Saved data entries:

## start

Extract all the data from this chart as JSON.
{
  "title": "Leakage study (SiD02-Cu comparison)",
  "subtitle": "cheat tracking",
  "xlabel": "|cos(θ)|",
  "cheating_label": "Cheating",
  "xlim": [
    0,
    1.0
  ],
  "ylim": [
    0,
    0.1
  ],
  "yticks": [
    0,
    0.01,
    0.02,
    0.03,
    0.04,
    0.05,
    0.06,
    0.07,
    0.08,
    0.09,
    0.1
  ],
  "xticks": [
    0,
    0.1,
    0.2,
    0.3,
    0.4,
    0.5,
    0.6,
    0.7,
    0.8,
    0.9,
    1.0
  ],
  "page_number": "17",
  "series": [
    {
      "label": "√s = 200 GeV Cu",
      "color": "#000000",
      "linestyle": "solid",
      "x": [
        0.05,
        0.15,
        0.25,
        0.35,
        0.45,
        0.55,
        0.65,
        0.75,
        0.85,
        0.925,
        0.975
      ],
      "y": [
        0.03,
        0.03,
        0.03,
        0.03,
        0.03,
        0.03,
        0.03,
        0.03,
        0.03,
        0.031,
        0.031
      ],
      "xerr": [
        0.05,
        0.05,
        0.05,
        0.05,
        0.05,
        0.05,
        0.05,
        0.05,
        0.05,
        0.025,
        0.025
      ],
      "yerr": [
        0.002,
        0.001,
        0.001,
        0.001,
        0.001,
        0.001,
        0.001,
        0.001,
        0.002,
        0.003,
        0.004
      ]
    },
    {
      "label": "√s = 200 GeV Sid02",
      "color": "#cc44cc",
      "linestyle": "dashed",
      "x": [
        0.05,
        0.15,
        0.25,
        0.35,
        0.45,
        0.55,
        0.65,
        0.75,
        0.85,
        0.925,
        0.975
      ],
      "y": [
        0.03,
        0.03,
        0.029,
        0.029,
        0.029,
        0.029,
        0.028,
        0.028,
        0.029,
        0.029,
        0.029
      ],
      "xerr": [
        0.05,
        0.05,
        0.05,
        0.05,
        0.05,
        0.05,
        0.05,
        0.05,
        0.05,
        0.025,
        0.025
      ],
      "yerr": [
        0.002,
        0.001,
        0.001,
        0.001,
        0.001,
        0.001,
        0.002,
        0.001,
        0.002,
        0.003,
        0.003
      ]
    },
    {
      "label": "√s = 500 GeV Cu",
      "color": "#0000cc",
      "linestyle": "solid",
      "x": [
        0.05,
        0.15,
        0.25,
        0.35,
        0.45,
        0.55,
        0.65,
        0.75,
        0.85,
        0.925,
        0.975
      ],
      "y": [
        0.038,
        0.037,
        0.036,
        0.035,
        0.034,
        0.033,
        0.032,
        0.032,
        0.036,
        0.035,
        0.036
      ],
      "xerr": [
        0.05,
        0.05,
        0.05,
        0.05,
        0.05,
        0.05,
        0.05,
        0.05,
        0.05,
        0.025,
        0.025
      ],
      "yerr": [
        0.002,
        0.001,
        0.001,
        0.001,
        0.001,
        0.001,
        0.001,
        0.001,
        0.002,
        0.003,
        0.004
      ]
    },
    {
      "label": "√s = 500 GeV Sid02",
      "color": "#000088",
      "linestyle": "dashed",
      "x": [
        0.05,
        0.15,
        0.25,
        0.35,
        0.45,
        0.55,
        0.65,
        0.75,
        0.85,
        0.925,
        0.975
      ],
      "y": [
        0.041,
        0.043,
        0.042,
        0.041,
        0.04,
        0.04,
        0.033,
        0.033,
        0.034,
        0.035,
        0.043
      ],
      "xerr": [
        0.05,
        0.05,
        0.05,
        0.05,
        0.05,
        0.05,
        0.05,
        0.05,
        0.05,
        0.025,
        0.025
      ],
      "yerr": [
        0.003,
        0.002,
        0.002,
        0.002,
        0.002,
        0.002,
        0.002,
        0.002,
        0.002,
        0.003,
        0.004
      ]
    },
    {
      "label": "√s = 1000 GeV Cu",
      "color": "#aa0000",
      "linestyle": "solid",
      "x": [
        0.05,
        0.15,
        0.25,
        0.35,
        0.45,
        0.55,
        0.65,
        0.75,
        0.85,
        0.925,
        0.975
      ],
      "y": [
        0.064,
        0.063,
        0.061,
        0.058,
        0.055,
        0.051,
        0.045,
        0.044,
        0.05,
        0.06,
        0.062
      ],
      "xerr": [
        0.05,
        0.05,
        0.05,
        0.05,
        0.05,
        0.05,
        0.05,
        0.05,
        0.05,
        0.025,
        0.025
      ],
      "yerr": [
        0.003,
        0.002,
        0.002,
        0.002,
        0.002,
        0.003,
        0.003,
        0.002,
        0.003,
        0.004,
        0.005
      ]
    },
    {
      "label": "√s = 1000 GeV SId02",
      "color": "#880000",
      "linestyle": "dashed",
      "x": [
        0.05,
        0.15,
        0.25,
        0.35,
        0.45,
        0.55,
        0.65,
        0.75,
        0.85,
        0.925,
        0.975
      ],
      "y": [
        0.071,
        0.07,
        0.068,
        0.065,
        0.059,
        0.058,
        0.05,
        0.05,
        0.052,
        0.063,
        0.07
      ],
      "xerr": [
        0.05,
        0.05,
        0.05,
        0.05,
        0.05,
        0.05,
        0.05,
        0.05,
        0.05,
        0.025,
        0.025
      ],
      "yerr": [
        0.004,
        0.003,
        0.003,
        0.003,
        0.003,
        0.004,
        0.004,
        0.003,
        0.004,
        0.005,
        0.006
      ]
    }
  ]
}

## end

* **What is asked**
Print the records once more, exactly as they were given.

* **Completed task**
Extract all the data from this chart as JSON.
{
  "title": "Leakage study (SiD02-Cu comparison)",
  "subtitle": "cheat tracking",
  "xlabel": "|cos(θ)|",
  "cheating_label": "Cheating",
  "xlim": [
    0,
    1.0
  ],
  "ylim": [
    0,
    0.1
  ],
  "yticks": [
    0,
    0.01,
    0.02,
    0.03,
    0.04,
    0.05,
    0.06,
    0.07,
    0.08,
    0.09,
    0.1
  ],
  "xticks": [
    0,
    0.1,
    0.2,
    0.3,
    0.4,
    0.5,
    0.6,
    0.7,
    0.8,
    0.9,
    1.0
  ],
  "page_number": "17",
  "series": [
    {
      "label": "√s = 200 GeV Cu",
      "color": "#000000",
      "linestyle": "solid",
      "x": [
        0.05,
        0.15,
        0.25,
        0.35,
        0.45,
        0.55,
        0.65,
        0.75,
        0.85,
        0.925,
        0.975
      ],
      "y": [
        0.03,
        0.03,
        0.03,
        0.03,
        0.03,
        0.03,
        0.03,
        0.03,
        0.03,
        0.031,
        0.031
      ],
      "xerr": [
        0.05,
        0.05,
        0.05,
        0.05,
        0.05,
        0.05,
        0.05,
        0.05,
        0.05,
        0.025,
        0.025
      ],
      "yerr": [
        0.002,
        0.001,
        0.001,
        0.001,
        0.001,
        0.001,
        0.001,
        0.001,
        0.002,
        0.003,
        0.004
      ]
    },
    {
      "label": "√s = 200 GeV Sid02",
      "color": "#cc44cc",
      "linestyle": "dashed",
      "x": [
        0.05,
        0.15,
        0.25,
        0.35,
        0.45,
        0.55,
        0.65,
        0.75,
        0.85,
        0.925,
        0.975
      ],
      "y": [
        0.03,
        0.03,
        0.029,
        0.029,
        0.029,
        0.029,
        0.028,
        0.028,
        0.029,
        0.029,
        0.029
      ],
      "xerr": [
        0.05,
        0.05,
        0.05,
        0.05,
        0.05,
        0.05,
        0.05,
        0.05,
        0.05,
        0.025,
        0.025
      ],
      "yerr": [
        0.002,
        0.001,
        0.001,
        0.001,
        0.001,
        0.001,
        0.002,
        0.001,
        0.002,
        0.003,
        0.003
      ]
    },
    {
      "label": "√s = 500 GeV Cu",
      "color": "#0000cc",
      "linestyle": "solid",
      "x": [
        0.05,
        0.15,
        0.25,
        0.35,
        0.45,
        0.55,
        0.65,
        0.75,
        0.85,
        0.925,
        0.975
      ],
      "y": [
        0.038,
        0.037,
        0.036,
        0.035,
        0.034,
        0.033,
        0.032,
        0.032,
        0.036,
        0.035,
        0.036
      ],
      "xerr": [
        0.05,
        0.05,
        0.05,
        0.05,
        0.05,
        0.05,
        0.05,
        0.05,
        0.05,
        0.025,
        0.025
      ],
      "yerr": [
        0.002,
        0.001,
        0.001,
        0.001,
        0.001,
        0.001,
        0.001,
        0.001,
        0.002,
        0.003,
        0.004
      ]
    },
    {
      "label": "√s = 500 GeV Sid02",
      "color": "#000088",
      "linestyle": "dashed",
      "x": [
        0.05,
        0.15,
        0.25,
        0.35,
        0.45,
        0.55,
        0.65,
        0.75,
        0.85,
        0.925,
        0.975
      ],
      "y": [
        0.041,
        0.043,
        0.042,
        0.041,
        0.04,
        0.04,
        0.033,
        0.033,
        0.034,
        0.035,
        0.043
      ],
      "xerr": [
        0.05,
        0.05,
        0.05,
        0.05,
        0.05,
        0.05,
        0.05,
        0.05,
        0.05,
        0.025,
        0.025
      ],
      "yerr": [
        0.003,
        0.002,
        0.002,
        0.002,
        0.002,
        0.002,
        0.002,
        0.002,
        0.002,
        0.003,
        0.004
      ]
    },
    {
      "label": "√s = 1000 GeV Cu",
      "color": "#aa0000",
      "linestyle": "solid",
      "x": [
        0.05,
        0.15,
        0.25,
        0.35,
        0.45,
        0.55,
        0.65,
        0.75,
        0.85,
        0.925,
        0.975
      ],
      "y": [
        0.064,
        0.063,
        0.061,
        0.058,
        0.055,
        0.051,
        0.045,
        0.044,
        0.05,
        0.06,
        0.062
      ],
      "xerr": [
        0.05,
        0.05,
        0.05,
        0.05,
        0.05,
        0.05,
        0.05,
        0.05,
        0.05,
        0.025,
        0.025
      ],
      "yerr": [
        0.003,
        0.002,
        0.002,
        0.002,
        0.002,
        0.003,
        0.003,
        0.002,
        0.003,
        0.004,
        0.005
      ]
    },
    {
      "label": "√s = 1000 GeV SId02",
      "color": "#880000",
      "linestyle": "dashed",
      "x": [
        0.05,
        0.15,
        0.25,
        0.35,
        0.45,
        0.55,
        0.65,
        0.75,
        0.85,
        0.925,
        0.975
      ],
      "y": [
        0.071,
        0.07,
        0.068,
        0.065,
        0.059,
        0.058,
        0.05,
        0.05,
        0.052,
        0.063,
        0.07
      ],
      "xerr": [
        0.05,
        0.05,
        0.05,
        0.05,
        0.05,
        0.05,
        0.05,
        0.05,
        0.05,
        0.025,
        0.025
      ],
      "yerr": [
        0.004,
        0.003,
        0.003,
        0.003,
        0.003,
        0.004,
        0.004,
        0.003,
        0.004,
        0.005,
        0.006
      ]
    }
  ]
}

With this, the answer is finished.